GIVEN PROBLEM
Return all of the data exactly as given.

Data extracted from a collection
....................
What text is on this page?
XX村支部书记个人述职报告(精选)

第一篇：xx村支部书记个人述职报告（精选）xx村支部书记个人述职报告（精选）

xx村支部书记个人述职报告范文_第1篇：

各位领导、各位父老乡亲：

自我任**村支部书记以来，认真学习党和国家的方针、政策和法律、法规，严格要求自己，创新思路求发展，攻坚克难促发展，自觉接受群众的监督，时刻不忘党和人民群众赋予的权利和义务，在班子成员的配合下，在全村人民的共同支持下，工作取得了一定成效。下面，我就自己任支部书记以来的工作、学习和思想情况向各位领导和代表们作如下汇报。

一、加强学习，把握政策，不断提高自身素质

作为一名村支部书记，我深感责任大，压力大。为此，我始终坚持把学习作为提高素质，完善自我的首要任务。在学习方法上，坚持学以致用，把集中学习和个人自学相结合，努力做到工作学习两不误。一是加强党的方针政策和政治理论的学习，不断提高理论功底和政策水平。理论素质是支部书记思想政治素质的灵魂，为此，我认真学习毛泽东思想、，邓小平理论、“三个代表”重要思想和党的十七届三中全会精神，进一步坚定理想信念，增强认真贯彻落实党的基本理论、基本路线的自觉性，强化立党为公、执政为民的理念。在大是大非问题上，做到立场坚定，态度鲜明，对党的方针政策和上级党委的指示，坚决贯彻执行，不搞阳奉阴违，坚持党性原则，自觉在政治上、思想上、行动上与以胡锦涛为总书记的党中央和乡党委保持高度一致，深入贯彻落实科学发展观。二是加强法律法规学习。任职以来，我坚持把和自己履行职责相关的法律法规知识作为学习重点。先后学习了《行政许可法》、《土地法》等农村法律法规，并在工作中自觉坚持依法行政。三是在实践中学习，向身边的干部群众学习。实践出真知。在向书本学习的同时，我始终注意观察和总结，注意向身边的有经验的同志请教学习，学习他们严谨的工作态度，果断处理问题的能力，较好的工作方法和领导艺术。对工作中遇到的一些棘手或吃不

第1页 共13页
....................
SOLUTION TO THE PROBLEM
What text is on this page?
XX村支部书记个人述职报告(精选)

第一篇：xx村支部书记个人述职报告（精选）xx村支部书记个人述职报告（精选）

xx村支部书记个人述职报告范文_第1篇：

各位领导、各位父老乡亲：

自我任**村支部书记以来，认真学习党和国家的方针、政策和法律、法规，严格要求自己，创新思路求发展，攻坚克难促发展，自觉接受群众的监督，时刻不忘党和人民群众赋予的权利和义务，在班子成员的配合下，在全村人民的共同支持下，工作取得了一定成效。下面，我就自己任支部书记以来的工作、学习和思想情况向各位领导和代表们作如下汇报。

一、加强学习，把握政策，不断提高自身素质

作为一名村支部书记，我深感责任大，压力大。为此，我始终坚持把学习作为提高素质，完善自我的首要任务。在学习方法上，坚持学以致用，把集中学习和个人自学相结合，努力做到工作学习两不误。一是加强党的方针政策和政治理论的学习，不断提高理论功底和政策水平。理论素质是支部书记思想政治素质的灵魂，为此，我认真学习毛泽东思想、，邓小平理论、“三个代表”重要思想和党的十七届三中全会精神，进一步坚定理想信念，增强认真贯彻落实党的基本理论、基本路线的自觉性，强化立党为公、执政为民的理念。在大是大非问题上，做到立场坚定，态度鲜明，对党的方针政策和上级党委的指示，坚决贯彻执行，不搞阳奉阴违，坚持党性原则，自觉在政治上、思想上、行动上与以胡锦涛为总书记的党中央和乡党委保持高度一致，深入贯彻落实科学发展观。二是加强法律法规学习。任职以来，我坚持把和自己履行职责相关的法律法规知识作为学习重点。先后学习了《行政许可法》、《土地法》等农村法律法规，并在工作中自觉坚持依法行政。三是在实践中学习，向身边的干部群众学习。实践出真知。在向书本学习的同时，我始终注意观察和总结，注意向身边的有经验的同志请教学习，学习他们严谨的工作态度，果断处理问题的能力，较好的工作方法和领导艺术。对工作中遇到的一些棘手或吃不

第1页 共13页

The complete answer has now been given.